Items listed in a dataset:
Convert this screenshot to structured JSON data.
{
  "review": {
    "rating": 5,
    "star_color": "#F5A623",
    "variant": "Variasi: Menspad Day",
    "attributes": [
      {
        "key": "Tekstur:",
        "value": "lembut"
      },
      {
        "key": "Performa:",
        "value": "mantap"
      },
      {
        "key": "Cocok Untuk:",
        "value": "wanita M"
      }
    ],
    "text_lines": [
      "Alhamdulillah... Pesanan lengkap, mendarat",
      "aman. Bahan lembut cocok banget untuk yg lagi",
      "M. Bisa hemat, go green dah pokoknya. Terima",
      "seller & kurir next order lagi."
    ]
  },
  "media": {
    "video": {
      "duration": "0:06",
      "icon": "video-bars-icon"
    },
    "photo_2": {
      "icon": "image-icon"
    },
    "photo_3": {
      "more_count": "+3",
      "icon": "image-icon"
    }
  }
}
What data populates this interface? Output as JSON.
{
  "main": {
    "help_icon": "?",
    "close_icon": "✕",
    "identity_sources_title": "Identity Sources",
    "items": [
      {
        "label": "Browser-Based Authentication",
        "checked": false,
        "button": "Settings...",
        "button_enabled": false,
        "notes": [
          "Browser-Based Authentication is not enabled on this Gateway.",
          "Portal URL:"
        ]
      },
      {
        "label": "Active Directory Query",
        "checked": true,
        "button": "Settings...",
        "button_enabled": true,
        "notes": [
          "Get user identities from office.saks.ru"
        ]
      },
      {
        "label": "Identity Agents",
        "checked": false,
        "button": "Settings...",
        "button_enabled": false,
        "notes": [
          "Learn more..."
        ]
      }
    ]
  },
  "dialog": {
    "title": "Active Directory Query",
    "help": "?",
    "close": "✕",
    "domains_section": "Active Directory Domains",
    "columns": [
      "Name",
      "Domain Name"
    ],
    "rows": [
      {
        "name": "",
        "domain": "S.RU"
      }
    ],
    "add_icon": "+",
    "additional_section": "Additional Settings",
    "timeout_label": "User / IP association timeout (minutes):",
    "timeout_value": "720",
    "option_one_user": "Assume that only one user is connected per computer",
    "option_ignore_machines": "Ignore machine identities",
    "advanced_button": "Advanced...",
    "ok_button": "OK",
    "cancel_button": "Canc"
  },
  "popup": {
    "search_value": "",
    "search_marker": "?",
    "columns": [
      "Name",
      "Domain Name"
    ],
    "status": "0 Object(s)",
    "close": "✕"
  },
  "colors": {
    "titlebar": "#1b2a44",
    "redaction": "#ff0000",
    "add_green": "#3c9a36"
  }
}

» Task: Gather up every line from the listing above in which the word "Query" occurs.

» Exercise response:
        "label": "Active Directory Query",
    "title": "Active Directory Query",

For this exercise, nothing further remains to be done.